Records provided:

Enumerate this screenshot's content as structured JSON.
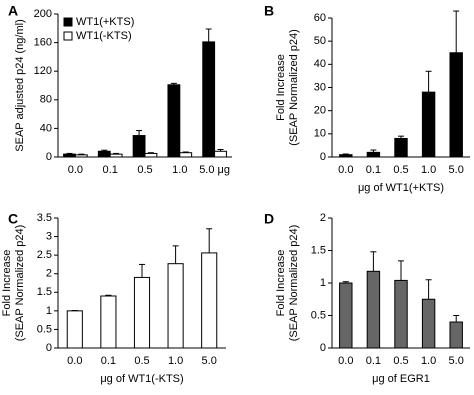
{
  "chart_data": [
    {
      "type": "bar",
      "label": "A",
      "ylabel": [
        "SEAP adjusted p24 (ng/ml)"
      ],
      "categories": [
        "0.0",
        "0.1",
        "0.5",
        "1.0",
        "5.0 μg"
      ],
      "series": [
        {
          "name": "WT1(+KTS)",
          "color": "#000000",
          "values": [
            4,
            8,
            30,
            101,
            161
          ],
          "errors": [
            1,
            1.5,
            7,
            2,
            18
          ]
        },
        {
          "name": "WT1(-KTS)",
          "color": "#ffffff",
          "values": [
            3,
            4,
            5,
            6,
            8
          ],
          "errors": [
            1,
            1,
            1,
            1,
            2.5
          ]
        }
      ],
      "ylim": [
        0,
        200
      ],
      "yticks": [
        0,
        40,
        80,
        120,
        160,
        200
      ],
      "legend": "upper left"
    },
    {
      "type": "bar",
      "label": "B",
      "ylabel": [
        "Fold Increase",
        "(SEAP Normalized p24)"
      ],
      "xlabel": "μg of WT1(+KTS)",
      "categories": [
        "0.0",
        "0.1",
        "0.5",
        "1.0",
        "5.0"
      ],
      "series": [
        {
          "color": "#000000",
          "values": [
            1,
            2,
            8,
            28,
            45
          ],
          "errors": [
            0.3,
            1,
            1,
            9,
            18
          ]
        }
      ],
      "ylim": [
        0,
        60
      ],
      "yticks": [
        0,
        10,
        20,
        30,
        40,
        50,
        60
      ]
    },
    {
      "type": "bar",
      "label": "C",
      "ylabel": [
        "Fold Increase",
        "(SEAP Normalized p24)"
      ],
      "xlabel": "μg of WT1(-KTS)",
      "categories": [
        "0.0",
        "0.1",
        "0.5",
        "1.0",
        "5.0"
      ],
      "series": [
        {
          "color": "#ffffff",
          "values": [
            1.0,
            1.4,
            1.9,
            2.27,
            2.56
          ],
          "errors": [
            0.01,
            0.02,
            0.35,
            0.48,
            0.65
          ]
        }
      ],
      "ylim": [
        0,
        3.5
      ],
      "yticks": [
        0,
        0.5,
        1,
        1.5,
        2,
        2.5,
        3,
        3.5
      ]
    },
    {
      "type": "bar",
      "label": "D",
      "ylabel": [
        "Fold Increase",
        "(SEAP Normalized p24)"
      ],
      "xlabel": "μg of EGR1",
      "categories": [
        "0.0",
        "0.1",
        "0.5",
        "1.0",
        "5.0"
      ],
      "series": [
        {
          "color": "#666666",
          "values": [
            1.0,
            1.18,
            1.04,
            0.75,
            0.4
          ],
          "errors": [
            0.02,
            0.3,
            0.3,
            0.3,
            0.1
          ]
        }
      ],
      "ylim": [
        0,
        2
      ],
      "yticks": [
        0,
        0.5,
        1,
        1.5,
        2
      ]
    }
  ]
}
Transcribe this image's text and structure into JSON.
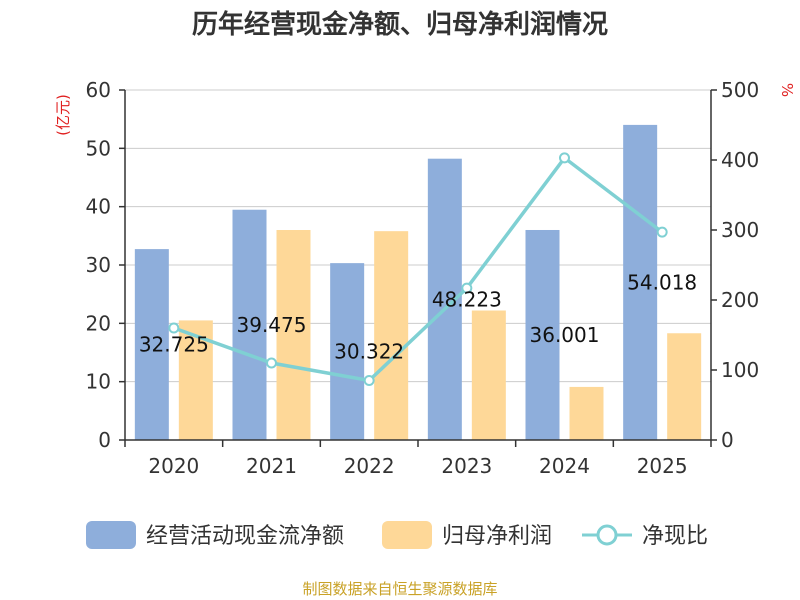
{
  "chart_data": {
    "type": "bar",
    "title": "历年经营现金净额、归母净利润情况",
    "categories": [
      "2020",
      "2021",
      "2022",
      "2023",
      "2024",
      "2025"
    ],
    "series": [
      {
        "name": "经营活动现金流净额",
        "type": "bar",
        "axis": "left",
        "color": "#8eaedb",
        "values": [
          32.725,
          39.475,
          30.322,
          48.223,
          36.001,
          54.018
        ]
      },
      {
        "name": "归母净利润",
        "type": "bar",
        "axis": "left",
        "color": "#fed898",
        "values": [
          20.5,
          36.0,
          35.8,
          22.2,
          9.1,
          18.3
        ]
      },
      {
        "name": "净现比",
        "type": "line",
        "axis": "right",
        "color": "#7fd0d3",
        "values": [
          160,
          110,
          85,
          217,
          403,
          297
        ]
      }
    ],
    "data_labels": [
      "32.725",
      "39.475",
      "30.322",
      "48.223",
      "36.001",
      "54.018"
    ],
    "y_left": {
      "label": "(亿元)",
      "ylim": [
        0,
        60
      ],
      "ticks": [
        0,
        10,
        20,
        30,
        40,
        50,
        60
      ]
    },
    "y_right": {
      "label": "%",
      "ylim": [
        0,
        500
      ],
      "ticks": [
        0,
        100,
        200,
        300,
        400,
        500
      ]
    },
    "grid": true,
    "legend_position": "bottom"
  },
  "source": "制图数据来自恒生聚源数据库"
}
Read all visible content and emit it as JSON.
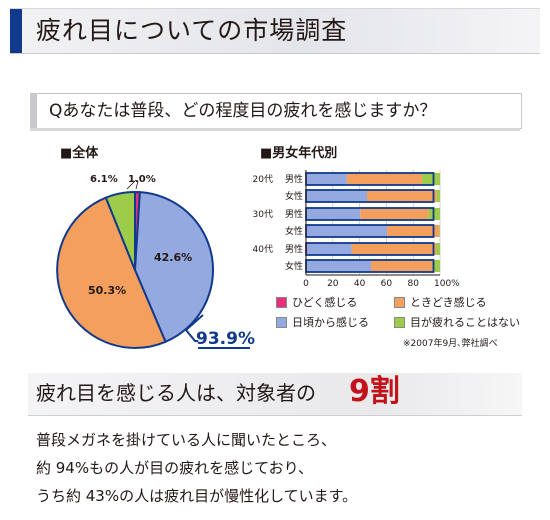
{
  "title": "疲れ目についての市場調査",
  "question": "Qあなたは普段、どの程度目の疲れを感じますか？",
  "overall_label": "■全体",
  "by_age_label": "■男女年代別",
  "colors": {
    "hidoku": "#e8307a",
    "tokidoki": "#f3a05e",
    "higoro": "#93a9e0",
    "nai": "#9ccc4a",
    "accent_blue": "#123a8c",
    "accent_red": "#c4121a"
  },
  "chart_data": [
    {
      "type": "pie",
      "title": "■全体",
      "slices": [
        {
          "key": "hidoku",
          "label": "ひどく感じる",
          "value": 1.0,
          "value_label": "1.0%"
        },
        {
          "key": "higoro",
          "label": "日頃から感じる",
          "value": 42.6,
          "value_label": "42.6%"
        },
        {
          "key": "tokidoki",
          "label": "ときどき感じる",
          "value": 50.3,
          "value_label": "50.3%"
        },
        {
          "key": "nai",
          "label": "目が疲れることはない",
          "value": 6.1,
          "value_label": "6.1%"
        }
      ],
      "total_highlight": "93.9%"
    },
    {
      "type": "bar",
      "orientation": "horizontal",
      "stacked": true,
      "title": "■男女年代別",
      "xlim": [
        0,
        100
      ],
      "x_ticks": [
        "0",
        "20",
        "40",
        "60",
        "80",
        "100%"
      ],
      "groups": [
        "20代",
        "30代",
        "40代"
      ],
      "categories": [
        "男性",
        "女性",
        "男性",
        "女性",
        "男性",
        "女性"
      ],
      "series": [
        {
          "key": "hidoku",
          "name": "ひどく感じる",
          "values": [
            0.5,
            0.5,
            0.5,
            0.5,
            1,
            0.5
          ]
        },
        {
          "key": "higoro",
          "name": "日頃から感じる",
          "values": [
            30,
            45,
            40,
            60,
            33,
            48
          ]
        },
        {
          "key": "tokidoki",
          "name": "ときどき感じる",
          "values": [
            56,
            52,
            51,
            39,
            63,
            47
          ]
        },
        {
          "key": "nai",
          "name": "目が疲れることはない",
          "values": [
            13.5,
            2.5,
            8.5,
            0.5,
            3,
            4.5
          ]
        }
      ]
    }
  ],
  "legend": [
    {
      "key": "hidoku",
      "label": "ひどく感じる"
    },
    {
      "key": "tokidoki",
      "label": "ときどき感じる"
    },
    {
      "key": "higoro",
      "label": "日頃から感じる"
    },
    {
      "key": "nai",
      "label": "目が疲れることはない"
    }
  ],
  "source_note": "※2007年9月､弊社調べ",
  "conclusion": {
    "pre": "疲れ目を感じる人は、対象者の",
    "emph": "9割"
  },
  "body_lines": [
    "普段メガネを掛けている人に聞いたところ、",
    "約 94%もの人が目の疲れを感じており、",
    "うち約 43%の人は疲れ目が慢性化しています。"
  ]
}
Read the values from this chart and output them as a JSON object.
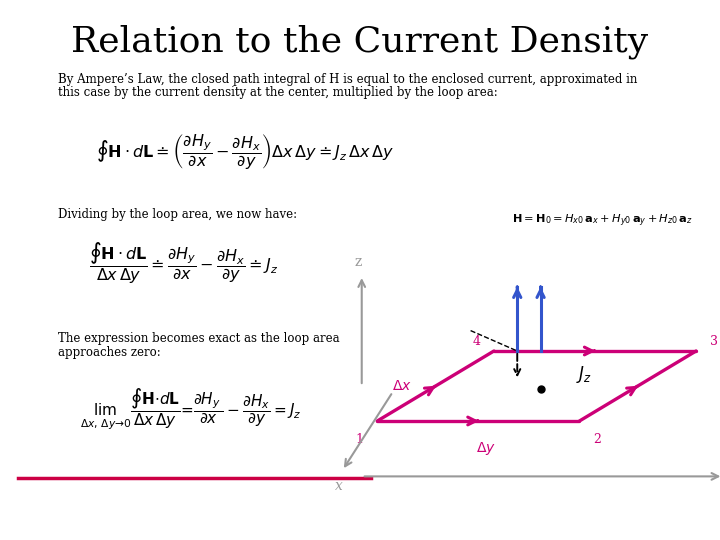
{
  "title": "Relation to the Current Density",
  "title_fontsize": 26,
  "bg_color": "#ffffff",
  "text_color": "#000000",
  "magenta_color": "#cc0077",
  "blue_color": "#3355cc",
  "gray_color": "#999999",
  "body_text1_line1": "By Ampere’s Law, the closed path integral of H is equal to the enclosed current, approximated in",
  "body_text1_line2": "this case by the current density at the center, multiplied by the loop area:",
  "body_text2": "Dividing by the loop area, we now have:",
  "body_text3_line1": "The expression becomes exact as the loop area",
  "body_text3_line2": "approaches zero:",
  "underline_color": "#cc0044",
  "corner_labels": [
    "1",
    "2",
    "3",
    "4"
  ]
}
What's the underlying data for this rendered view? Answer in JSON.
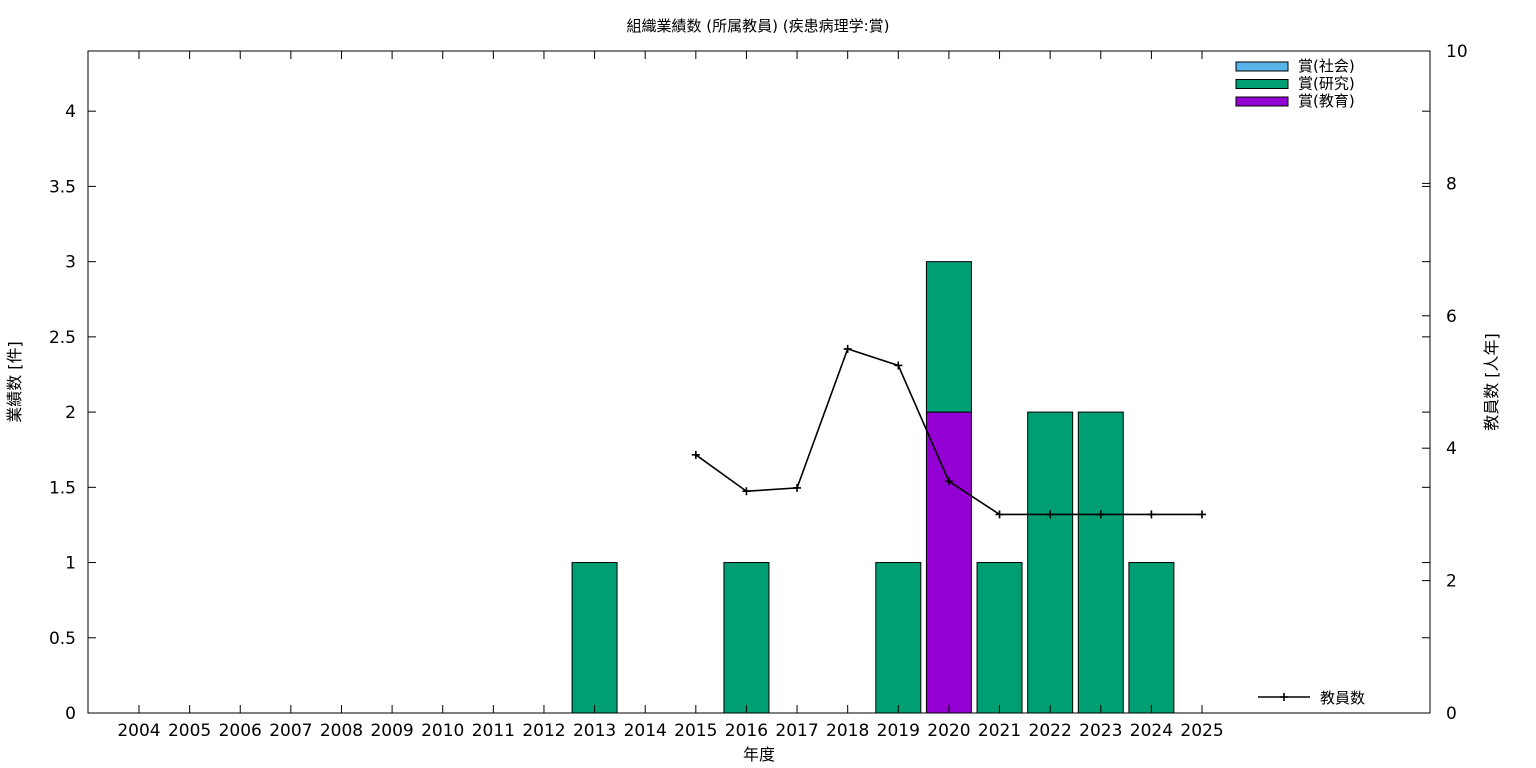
{
  "chart_data": {
    "type": "bar",
    "title": "組織業績数 (所属教員) (疾患病理学:賞)",
    "xlabel": "年度",
    "ylabel": "業績数 [件]",
    "y2label": "教員数 [人年]",
    "categories": [
      "2004",
      "2005",
      "2006",
      "2007",
      "2008",
      "2009",
      "2010",
      "2011",
      "2012",
      "2013",
      "2014",
      "2015",
      "2016",
      "2017",
      "2018",
      "2019",
      "2020",
      "2021",
      "2022",
      "2023",
      "2024",
      "2025"
    ],
    "ylim": [
      0,
      4.4
    ],
    "yticks": [
      "0",
      "0.5",
      "1",
      "1.5",
      "2",
      "2.5",
      "3",
      "3.5",
      "4"
    ],
    "y2lim": [
      0,
      10
    ],
    "y2ticks": [
      "0",
      "2",
      "4",
      "6",
      "8",
      "10"
    ],
    "stacked": true,
    "grid": false,
    "legend_position": "top-right",
    "series": [
      {
        "name": "賞(社会)",
        "color": "#56b4e9",
        "values": [
          0,
          0,
          0,
          0,
          0,
          0,
          0,
          0,
          0,
          0,
          0,
          0,
          0,
          0,
          0,
          0,
          0,
          0,
          0,
          0,
          0,
          0
        ]
      },
      {
        "name": "賞(研究)",
        "color": "#009e73",
        "values": [
          0,
          0,
          0,
          0,
          0,
          0,
          0,
          0,
          0,
          1,
          0,
          0,
          1,
          0,
          0,
          1,
          1,
          1,
          2,
          2,
          1,
          0
        ]
      },
      {
        "name": "賞(教育)",
        "color": "#9400d3",
        "values": [
          0,
          0,
          0,
          0,
          0,
          0,
          0,
          0,
          0,
          0,
          0,
          0,
          0,
          0,
          0,
          0,
          2,
          0,
          0,
          0,
          0,
          0
        ]
      }
    ],
    "line_series": {
      "name": "教員数",
      "axis": "y2",
      "color": "#000000",
      "legend_position": "bottom-right",
      "x": [
        "2015",
        "2016",
        "2017",
        "2018",
        "2019",
        "2020",
        "2021",
        "2022",
        "2023",
        "2024",
        "2025"
      ],
      "values": [
        3.9,
        3.35,
        3.4,
        5.5,
        5.25,
        3.5,
        3.0,
        3.0,
        3.0,
        3.0,
        3.0
      ]
    }
  }
}
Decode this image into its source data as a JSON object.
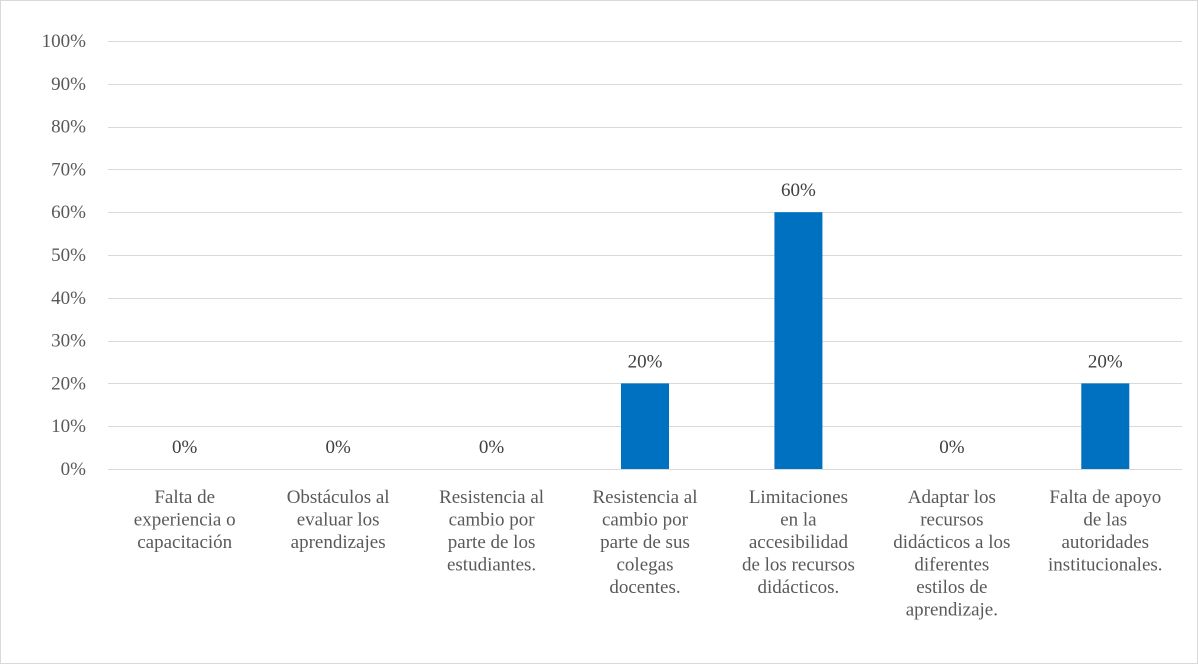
{
  "chart_data": {
    "type": "bar",
    "title": "",
    "xlabel": "",
    "ylabel": "",
    "ylim": [
      0,
      100
    ],
    "y_ticks": [
      0,
      10,
      20,
      30,
      40,
      50,
      60,
      70,
      80,
      90,
      100
    ],
    "y_tick_suffix": "%",
    "grid": true,
    "legend": "none",
    "bar_color": "#0070c0",
    "categories": [
      [
        "Falta de",
        "experiencia o",
        "capacitación"
      ],
      [
        "Obstáculos al",
        "evaluar los",
        "aprendizajes"
      ],
      [
        "Resistencia al",
        "cambio por",
        "parte de los",
        "estudiantes."
      ],
      [
        "Resistencia al",
        "cambio por",
        "parte de sus",
        "colegas",
        "docentes."
      ],
      [
        "Limitaciones",
        "en la",
        "accesibilidad",
        "de los recursos",
        "didácticos."
      ],
      [
        "Adaptar los",
        "recursos",
        "didácticos a los",
        "diferentes",
        "estilos de",
        "aprendizaje."
      ],
      [
        "Falta de apoyo",
        "de las",
        "autoridades",
        "institucionales."
      ]
    ],
    "values": [
      0,
      0,
      0,
      20,
      60,
      0,
      20
    ],
    "data_labels": [
      "0%",
      "0%",
      "0%",
      "20%",
      "60%",
      "0%",
      "20%"
    ]
  }
}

Goal of the exercise:
Go through the records and pull out each line that includes the word "bottom".

Output for this task:
    "legend_position": "bottom"
      "legend_position": "bottom-right",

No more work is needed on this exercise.